## Set exercise:
Scan the records for the string "name"; copy each line where it occurs.

----------

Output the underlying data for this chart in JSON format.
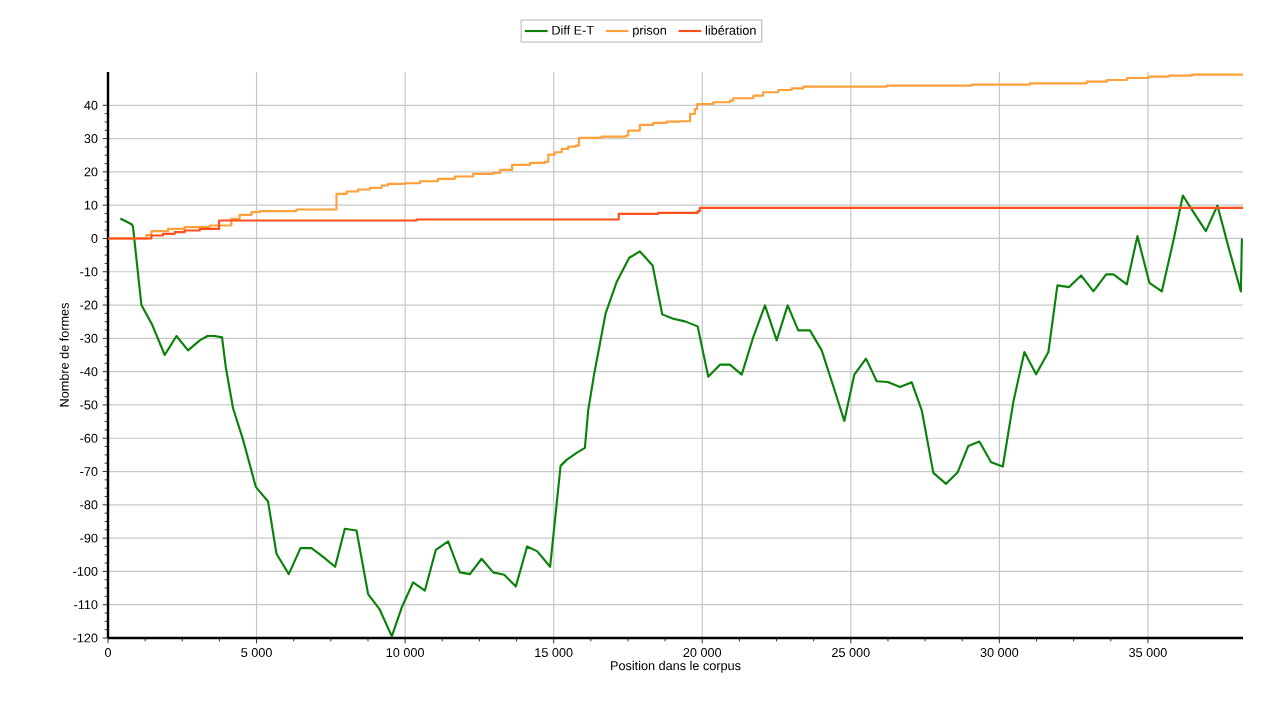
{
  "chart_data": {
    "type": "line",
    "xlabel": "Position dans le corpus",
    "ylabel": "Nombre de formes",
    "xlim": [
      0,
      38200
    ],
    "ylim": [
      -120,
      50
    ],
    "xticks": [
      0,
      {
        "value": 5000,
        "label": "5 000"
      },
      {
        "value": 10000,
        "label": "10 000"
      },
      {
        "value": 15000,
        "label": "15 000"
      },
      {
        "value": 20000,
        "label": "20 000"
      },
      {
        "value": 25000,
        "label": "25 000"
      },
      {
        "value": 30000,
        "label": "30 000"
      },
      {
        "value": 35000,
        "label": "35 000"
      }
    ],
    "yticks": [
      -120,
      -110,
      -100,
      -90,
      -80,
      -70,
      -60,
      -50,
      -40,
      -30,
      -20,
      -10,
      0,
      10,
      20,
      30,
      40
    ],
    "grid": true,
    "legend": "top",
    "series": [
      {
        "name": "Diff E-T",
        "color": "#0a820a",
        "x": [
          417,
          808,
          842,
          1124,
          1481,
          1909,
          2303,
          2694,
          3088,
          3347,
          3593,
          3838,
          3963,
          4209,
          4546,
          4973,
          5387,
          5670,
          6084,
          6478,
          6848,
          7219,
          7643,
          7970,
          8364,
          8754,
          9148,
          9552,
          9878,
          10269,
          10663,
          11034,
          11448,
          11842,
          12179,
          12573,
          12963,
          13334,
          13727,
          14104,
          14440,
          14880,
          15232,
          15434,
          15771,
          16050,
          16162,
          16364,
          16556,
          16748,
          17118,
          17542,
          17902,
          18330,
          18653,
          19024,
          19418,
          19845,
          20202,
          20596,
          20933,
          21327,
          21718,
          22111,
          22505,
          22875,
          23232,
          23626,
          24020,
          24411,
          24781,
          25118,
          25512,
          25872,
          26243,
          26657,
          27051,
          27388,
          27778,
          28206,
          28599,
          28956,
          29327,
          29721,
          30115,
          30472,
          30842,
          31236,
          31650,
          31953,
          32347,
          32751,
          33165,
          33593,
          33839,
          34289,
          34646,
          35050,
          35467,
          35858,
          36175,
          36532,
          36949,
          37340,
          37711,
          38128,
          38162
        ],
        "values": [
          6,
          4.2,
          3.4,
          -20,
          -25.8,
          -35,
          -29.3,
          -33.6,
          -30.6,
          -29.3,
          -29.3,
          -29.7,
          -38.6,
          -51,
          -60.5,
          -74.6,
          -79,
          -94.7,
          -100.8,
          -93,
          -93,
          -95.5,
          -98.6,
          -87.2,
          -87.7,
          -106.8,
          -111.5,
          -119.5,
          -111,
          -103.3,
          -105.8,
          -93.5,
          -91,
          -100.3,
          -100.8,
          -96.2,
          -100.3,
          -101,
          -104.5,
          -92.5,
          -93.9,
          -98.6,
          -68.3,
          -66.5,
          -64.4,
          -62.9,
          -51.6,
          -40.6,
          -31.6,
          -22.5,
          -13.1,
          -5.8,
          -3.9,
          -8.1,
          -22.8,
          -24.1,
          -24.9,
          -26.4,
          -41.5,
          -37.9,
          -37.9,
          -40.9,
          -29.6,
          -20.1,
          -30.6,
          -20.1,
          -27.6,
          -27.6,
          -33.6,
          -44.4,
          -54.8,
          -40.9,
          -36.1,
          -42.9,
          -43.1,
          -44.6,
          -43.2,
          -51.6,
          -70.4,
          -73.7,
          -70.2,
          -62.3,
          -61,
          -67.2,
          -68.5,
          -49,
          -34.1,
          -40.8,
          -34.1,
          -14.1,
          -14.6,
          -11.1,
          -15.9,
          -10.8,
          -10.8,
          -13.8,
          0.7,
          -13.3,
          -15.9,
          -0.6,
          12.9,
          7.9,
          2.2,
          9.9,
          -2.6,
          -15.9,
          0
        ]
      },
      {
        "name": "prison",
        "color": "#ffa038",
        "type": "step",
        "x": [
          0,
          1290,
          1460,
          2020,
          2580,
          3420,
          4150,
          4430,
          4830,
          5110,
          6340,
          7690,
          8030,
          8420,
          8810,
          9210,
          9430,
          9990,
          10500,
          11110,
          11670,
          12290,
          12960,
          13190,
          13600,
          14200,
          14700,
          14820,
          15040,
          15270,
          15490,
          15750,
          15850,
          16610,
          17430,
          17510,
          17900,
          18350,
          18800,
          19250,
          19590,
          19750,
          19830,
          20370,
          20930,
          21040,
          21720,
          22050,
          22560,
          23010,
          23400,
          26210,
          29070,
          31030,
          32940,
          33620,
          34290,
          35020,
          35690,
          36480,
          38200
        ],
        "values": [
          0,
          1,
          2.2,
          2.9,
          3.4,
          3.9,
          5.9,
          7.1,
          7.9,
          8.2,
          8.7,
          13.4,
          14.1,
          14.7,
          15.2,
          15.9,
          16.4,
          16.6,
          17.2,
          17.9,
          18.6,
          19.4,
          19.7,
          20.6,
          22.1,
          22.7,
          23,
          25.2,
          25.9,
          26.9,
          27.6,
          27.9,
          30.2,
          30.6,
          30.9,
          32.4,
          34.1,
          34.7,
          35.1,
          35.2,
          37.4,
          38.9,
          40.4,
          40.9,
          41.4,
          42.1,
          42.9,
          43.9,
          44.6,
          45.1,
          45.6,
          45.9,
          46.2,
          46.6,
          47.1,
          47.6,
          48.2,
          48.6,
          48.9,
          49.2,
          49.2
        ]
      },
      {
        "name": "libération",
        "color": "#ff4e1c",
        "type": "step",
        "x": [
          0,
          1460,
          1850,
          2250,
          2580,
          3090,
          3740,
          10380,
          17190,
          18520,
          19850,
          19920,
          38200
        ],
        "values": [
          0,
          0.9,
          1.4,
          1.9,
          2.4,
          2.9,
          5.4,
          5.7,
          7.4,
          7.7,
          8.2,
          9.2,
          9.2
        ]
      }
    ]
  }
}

----------

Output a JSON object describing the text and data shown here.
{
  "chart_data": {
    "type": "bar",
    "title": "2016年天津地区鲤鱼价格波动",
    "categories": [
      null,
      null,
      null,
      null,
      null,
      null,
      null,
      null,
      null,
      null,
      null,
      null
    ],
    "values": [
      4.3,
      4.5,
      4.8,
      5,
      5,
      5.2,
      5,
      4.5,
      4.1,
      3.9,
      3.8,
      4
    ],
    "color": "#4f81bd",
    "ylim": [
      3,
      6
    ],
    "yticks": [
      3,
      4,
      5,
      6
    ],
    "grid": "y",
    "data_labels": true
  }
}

----------

## Correct output:
        "name": "Diff E-T",
        "name": "prison",
        "name": "libération",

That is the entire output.